● **WHAT IS BEING ASKED**
Extract every line that contains the word "value".
-------- DATASET RECORDS --------
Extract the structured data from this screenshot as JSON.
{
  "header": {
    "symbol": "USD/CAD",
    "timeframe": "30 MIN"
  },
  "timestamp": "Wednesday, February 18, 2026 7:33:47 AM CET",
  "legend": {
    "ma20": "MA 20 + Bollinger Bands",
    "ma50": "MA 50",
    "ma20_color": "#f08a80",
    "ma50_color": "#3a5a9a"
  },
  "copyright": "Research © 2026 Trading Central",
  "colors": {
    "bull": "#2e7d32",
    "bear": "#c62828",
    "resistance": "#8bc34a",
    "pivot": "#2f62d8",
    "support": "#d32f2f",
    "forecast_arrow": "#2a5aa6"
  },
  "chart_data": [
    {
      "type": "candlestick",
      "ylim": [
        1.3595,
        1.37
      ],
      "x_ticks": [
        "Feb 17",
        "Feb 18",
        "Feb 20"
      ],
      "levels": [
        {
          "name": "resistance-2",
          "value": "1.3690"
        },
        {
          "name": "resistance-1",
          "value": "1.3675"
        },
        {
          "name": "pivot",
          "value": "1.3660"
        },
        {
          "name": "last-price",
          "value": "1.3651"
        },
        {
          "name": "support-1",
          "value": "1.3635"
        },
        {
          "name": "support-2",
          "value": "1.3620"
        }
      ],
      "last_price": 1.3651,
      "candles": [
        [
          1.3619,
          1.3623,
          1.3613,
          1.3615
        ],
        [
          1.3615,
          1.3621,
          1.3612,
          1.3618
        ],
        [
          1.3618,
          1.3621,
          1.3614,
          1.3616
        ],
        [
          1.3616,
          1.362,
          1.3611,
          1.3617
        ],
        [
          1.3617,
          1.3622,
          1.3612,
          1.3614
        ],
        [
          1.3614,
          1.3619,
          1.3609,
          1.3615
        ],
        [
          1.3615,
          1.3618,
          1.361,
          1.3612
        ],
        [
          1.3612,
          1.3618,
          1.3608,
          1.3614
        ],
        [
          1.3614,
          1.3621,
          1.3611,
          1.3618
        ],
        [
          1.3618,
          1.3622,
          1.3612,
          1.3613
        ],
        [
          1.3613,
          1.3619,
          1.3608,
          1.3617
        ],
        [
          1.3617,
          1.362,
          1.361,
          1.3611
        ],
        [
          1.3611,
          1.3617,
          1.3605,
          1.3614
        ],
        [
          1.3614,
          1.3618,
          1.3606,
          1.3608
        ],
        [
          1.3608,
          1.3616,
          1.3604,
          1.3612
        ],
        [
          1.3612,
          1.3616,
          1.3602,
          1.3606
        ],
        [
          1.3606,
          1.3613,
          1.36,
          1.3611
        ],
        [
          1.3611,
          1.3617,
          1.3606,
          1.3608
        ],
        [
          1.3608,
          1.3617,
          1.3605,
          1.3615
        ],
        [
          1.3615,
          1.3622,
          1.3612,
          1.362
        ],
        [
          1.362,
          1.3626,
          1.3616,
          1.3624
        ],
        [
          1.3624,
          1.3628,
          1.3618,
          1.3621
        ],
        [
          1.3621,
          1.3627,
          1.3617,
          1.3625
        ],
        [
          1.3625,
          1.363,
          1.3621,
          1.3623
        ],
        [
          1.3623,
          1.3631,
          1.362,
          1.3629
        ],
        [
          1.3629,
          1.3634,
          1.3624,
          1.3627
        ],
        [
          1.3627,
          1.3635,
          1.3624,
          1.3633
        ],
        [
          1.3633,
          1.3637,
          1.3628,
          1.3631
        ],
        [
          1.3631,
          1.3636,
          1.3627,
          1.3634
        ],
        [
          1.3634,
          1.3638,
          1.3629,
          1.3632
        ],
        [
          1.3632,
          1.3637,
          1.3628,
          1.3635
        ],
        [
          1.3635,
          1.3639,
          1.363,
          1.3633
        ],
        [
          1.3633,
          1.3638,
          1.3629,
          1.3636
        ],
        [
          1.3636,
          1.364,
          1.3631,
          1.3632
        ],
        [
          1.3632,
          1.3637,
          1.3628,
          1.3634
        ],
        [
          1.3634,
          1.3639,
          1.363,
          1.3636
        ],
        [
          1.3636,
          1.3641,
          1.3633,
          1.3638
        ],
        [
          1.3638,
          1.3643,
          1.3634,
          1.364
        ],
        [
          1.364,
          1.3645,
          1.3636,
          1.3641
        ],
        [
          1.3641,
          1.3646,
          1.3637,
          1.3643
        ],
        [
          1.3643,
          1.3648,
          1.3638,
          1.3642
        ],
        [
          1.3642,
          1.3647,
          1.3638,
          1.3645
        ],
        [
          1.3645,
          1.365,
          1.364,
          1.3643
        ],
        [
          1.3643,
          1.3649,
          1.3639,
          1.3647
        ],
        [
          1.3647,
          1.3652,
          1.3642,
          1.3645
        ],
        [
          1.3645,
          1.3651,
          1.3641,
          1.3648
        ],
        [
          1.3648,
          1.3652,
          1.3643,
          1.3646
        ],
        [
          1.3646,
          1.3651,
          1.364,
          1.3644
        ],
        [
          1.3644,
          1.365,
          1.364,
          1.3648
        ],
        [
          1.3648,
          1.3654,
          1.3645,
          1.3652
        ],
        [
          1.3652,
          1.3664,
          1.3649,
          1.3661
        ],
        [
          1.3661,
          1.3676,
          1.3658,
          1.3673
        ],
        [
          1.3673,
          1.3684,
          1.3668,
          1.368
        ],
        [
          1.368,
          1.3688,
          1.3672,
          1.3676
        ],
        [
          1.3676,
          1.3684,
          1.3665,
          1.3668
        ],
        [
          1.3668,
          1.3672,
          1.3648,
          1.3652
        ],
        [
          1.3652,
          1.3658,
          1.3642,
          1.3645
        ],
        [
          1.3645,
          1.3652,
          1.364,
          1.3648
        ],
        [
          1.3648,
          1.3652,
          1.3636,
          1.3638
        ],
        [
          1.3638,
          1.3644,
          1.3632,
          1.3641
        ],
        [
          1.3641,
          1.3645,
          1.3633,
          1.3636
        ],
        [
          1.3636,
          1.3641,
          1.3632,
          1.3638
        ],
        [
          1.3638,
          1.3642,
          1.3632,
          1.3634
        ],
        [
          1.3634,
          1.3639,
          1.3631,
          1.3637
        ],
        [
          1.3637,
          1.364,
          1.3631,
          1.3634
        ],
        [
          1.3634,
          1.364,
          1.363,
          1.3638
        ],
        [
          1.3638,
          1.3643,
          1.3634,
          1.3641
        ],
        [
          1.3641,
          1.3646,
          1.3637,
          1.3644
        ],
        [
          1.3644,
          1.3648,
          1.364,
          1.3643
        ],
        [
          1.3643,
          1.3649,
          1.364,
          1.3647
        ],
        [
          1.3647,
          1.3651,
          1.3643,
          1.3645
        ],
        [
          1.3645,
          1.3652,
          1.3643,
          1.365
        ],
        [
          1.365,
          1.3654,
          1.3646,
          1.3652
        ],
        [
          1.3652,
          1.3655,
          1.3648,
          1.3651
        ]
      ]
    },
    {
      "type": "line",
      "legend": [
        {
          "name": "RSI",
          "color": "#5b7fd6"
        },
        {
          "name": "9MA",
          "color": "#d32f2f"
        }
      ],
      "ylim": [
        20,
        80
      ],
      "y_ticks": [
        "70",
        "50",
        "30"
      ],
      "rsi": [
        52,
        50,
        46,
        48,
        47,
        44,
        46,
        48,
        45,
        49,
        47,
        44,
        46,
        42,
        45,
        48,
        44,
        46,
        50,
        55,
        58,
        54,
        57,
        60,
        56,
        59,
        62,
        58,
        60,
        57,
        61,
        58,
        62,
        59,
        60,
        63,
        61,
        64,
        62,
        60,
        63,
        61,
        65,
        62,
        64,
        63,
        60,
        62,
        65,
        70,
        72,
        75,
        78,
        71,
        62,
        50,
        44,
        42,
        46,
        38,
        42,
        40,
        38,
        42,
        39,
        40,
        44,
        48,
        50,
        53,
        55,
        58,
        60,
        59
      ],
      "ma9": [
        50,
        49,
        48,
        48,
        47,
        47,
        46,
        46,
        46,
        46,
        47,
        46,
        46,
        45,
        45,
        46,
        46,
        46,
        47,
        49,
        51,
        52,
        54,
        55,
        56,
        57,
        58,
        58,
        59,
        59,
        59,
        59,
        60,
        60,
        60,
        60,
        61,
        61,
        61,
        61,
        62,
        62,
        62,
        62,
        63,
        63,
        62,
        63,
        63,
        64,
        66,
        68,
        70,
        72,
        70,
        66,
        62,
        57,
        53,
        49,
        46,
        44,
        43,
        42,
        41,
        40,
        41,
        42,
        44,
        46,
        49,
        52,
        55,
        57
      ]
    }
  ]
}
--------
● **EXERCISE ANSWER**
          "value": "1.3690"
          "value": "1.3675"
          "value": "1.3660"
          "value": "1.3651"
          "value": "1.3635"
          "value": "1.3620"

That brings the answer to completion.